Valutazione del rischio da stress lavoro-correlato: attenzione ai ''consulenti d'assalto''

Appena pubblicato il documento della Commissione Consultiva
Permanente sulle indicazioni per la valutazione del
rischio Stress Lavoro-Correlato
molti consulenti hanno
proposto alle imprese check list o elenchi di
indicatori/fattori, chiedendone la compilazione e sostenendo
che la data del 31 dicembre è la 'scadenza' per la
valutazione del rischio.

Di seguito forniamo alcune indicazioni e precisazioni per
evitare che le imprese siano indotte ad azioni non coerenti
con il dettato normativo:
- Il 31 dicembre non è una data di scadenza, ma è la data di
avvio per il percorso di valutazione del rischio Stress
Lavoro-Correlato
;
- La valutazione del rischio da Stress Lavoro-
Correlato
non può essere esaurita da una check list e
quanto rilevato dalle imprese deve essere ragionato.
Le indicazioni richiamano due fasi di valutazione (una
preliminare e l'altra eventuale di approfondimento) ed il
coinvolgimento dei necessari ruoli aziendali;
- Non è opportuno che la valutazione del rischio da
Stress Lavoro-Correlato
sia effettuata da soggetti non
aggiornati sul tema. Pertanto, prima di affidare i propri
dati a esterni che li richiedono, suggeriamo alle imprese di
assicurarsi che questi si siano aggiornati e formati su come
condurre la valutazione.

## Materiale mostrato
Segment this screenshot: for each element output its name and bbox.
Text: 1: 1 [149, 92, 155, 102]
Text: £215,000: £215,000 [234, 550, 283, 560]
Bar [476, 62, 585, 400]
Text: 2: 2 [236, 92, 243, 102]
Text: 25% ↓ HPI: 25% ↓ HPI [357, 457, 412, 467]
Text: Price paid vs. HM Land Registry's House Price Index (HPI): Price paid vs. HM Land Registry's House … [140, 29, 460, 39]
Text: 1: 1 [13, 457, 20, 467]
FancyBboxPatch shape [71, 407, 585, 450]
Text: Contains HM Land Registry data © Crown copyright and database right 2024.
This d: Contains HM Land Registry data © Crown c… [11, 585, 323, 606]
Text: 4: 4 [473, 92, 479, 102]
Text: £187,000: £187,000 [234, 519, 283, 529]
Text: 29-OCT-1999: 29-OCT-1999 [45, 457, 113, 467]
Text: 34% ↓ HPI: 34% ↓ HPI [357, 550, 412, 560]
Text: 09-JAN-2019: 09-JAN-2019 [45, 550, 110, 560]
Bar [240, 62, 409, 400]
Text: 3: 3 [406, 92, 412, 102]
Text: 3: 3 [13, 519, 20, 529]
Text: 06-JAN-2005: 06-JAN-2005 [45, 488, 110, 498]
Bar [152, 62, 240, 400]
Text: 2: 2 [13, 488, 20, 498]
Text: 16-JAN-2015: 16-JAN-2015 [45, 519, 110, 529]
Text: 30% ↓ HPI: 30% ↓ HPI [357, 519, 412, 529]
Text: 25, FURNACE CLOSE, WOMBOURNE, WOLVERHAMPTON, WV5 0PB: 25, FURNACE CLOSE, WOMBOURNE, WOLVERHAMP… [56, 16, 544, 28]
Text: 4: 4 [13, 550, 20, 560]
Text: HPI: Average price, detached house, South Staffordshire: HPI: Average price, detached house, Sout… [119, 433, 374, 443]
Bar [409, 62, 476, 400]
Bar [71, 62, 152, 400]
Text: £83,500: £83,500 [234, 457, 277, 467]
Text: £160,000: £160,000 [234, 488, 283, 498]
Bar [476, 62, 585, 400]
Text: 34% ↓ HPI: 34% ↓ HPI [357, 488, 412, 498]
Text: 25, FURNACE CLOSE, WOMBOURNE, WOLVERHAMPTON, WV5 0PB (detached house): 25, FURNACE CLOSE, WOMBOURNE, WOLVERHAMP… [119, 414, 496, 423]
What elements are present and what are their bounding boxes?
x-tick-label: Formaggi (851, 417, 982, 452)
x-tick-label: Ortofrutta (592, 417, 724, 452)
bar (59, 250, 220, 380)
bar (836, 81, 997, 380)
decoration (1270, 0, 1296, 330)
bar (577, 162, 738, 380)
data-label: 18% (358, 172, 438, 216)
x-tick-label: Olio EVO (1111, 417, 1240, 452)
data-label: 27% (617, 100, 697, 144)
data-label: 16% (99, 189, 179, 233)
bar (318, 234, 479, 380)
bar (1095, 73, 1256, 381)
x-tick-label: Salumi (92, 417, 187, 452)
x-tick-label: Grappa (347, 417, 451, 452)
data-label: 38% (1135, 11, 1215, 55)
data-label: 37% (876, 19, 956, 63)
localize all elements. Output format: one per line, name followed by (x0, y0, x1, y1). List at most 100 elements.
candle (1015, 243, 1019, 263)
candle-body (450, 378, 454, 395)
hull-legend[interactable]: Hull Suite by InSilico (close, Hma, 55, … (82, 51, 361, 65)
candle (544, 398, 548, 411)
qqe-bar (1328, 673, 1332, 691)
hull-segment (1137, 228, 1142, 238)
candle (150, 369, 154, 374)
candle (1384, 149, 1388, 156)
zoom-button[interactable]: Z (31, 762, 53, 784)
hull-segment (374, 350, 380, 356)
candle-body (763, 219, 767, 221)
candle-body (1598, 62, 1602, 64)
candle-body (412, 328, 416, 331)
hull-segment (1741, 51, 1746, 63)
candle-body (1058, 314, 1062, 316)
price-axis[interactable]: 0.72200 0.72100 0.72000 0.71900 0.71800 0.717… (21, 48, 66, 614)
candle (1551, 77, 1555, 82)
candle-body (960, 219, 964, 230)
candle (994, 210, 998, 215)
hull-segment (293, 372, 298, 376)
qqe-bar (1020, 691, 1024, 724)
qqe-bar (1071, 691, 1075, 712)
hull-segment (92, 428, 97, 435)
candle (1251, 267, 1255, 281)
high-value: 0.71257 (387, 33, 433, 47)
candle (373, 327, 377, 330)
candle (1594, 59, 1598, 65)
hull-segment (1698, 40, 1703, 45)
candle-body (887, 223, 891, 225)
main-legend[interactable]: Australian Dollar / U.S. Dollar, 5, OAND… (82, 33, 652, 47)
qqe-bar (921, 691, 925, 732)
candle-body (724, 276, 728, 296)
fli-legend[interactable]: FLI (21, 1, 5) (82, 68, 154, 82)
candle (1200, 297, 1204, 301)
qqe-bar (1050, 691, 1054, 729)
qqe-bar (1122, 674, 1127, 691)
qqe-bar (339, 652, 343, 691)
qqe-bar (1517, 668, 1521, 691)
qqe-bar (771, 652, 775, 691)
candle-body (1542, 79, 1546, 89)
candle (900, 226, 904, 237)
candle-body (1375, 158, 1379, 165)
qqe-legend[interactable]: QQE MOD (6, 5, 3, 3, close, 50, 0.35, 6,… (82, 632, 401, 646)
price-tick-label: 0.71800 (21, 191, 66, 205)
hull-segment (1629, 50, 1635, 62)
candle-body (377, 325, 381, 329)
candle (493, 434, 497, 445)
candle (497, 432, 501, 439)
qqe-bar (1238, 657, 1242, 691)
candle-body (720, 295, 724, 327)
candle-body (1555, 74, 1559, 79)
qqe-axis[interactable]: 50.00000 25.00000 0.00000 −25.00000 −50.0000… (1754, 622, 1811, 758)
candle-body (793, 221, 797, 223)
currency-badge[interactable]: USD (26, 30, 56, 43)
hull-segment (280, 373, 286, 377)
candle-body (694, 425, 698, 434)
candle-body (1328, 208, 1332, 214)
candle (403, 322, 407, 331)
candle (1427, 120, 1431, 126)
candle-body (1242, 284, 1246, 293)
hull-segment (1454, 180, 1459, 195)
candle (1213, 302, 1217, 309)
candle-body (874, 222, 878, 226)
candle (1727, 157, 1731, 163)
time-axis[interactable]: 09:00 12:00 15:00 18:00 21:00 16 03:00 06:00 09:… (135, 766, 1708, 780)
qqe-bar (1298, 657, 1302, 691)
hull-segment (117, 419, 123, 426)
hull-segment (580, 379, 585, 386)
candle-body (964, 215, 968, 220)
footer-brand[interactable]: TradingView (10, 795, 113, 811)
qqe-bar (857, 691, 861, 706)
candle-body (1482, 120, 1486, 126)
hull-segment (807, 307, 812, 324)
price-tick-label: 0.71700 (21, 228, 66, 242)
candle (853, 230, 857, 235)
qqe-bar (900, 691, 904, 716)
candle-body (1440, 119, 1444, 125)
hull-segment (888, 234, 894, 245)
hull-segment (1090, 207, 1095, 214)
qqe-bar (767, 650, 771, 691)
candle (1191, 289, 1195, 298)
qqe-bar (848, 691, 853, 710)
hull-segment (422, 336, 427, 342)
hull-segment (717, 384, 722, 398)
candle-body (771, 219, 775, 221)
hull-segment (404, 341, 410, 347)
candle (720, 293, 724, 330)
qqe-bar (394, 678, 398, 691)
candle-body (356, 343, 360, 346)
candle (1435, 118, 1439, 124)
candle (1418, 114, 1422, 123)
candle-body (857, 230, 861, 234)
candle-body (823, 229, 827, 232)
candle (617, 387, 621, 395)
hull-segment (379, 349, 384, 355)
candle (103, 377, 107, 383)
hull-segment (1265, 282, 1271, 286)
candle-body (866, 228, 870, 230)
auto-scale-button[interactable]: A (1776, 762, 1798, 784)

## Consegna A
Riscrivi in forma più breve il paragrafo del brano sullo stress lavoro-correlato che inizia con «Appena pubblicato il documento», conservandone i fatti principali.
## Consegna B
Prosegui il brano sulla valutazione del rischio da stress lavoro-correlato, ripartendo dopo la sua ultima frase.

## Risposta scritta A
Subito dopo il documento della Commissione Consultiva Permanente sulla valutazione del rischio da stress lavoro-correlato, molti consulenti hanno chiesto alle imprese di compilare check list o elenchi di indicatori/fattori. Hanno presentato il 31 dicembre come scadenza della valutazione.

## Risposta scritta B
- Il passaggio delle indicazioni che prevede 'In relazione
alla valutazione dei fattori di contesto e di contenuto
occorre sentire i lavoratori e/o il RLS/RLST' è da
sottolineare in quanto spesso si sminuisce l'importanza di
queste figure.

Gli elementi che l'impresa può essere chiamata
a dimostrare sono la coerenza delle proprie scelte e
decisioni, e la serietà dell'avvio di un approfondimento che
richiede tempo e competenze; percorso che porta ad una
maggiore conoscenza delle proprie dinamiche interne ed alla
messa in ordine di informazioni già presenti, se condotto
opportunamente. 
Infatti, la valutazione del rischio da Stress Lavoro-
Correlato
 non può essere 'delegata a terzi' senza
preoccuparsi dei ritorni che potrebbero esserci.
Il tutto non si esaurisce nella compilazione di check list o
in programmi fotocopia degli step di valutazione dei
rischi
, modalità che si sono già sperimentate con il
D.Lgs. n. 626/1994 e che hanno dimostrato nei fatti
di essere molto vantaggiose per i consulenti di assalto e
controproducenti per le imprese che vi hanno fatto ricorso.
Invece, occorre un intervento di crescita culturale
complessiva, sul quale STUDIOHS si impegna con spirito
costruttivo e non puramente di marketing.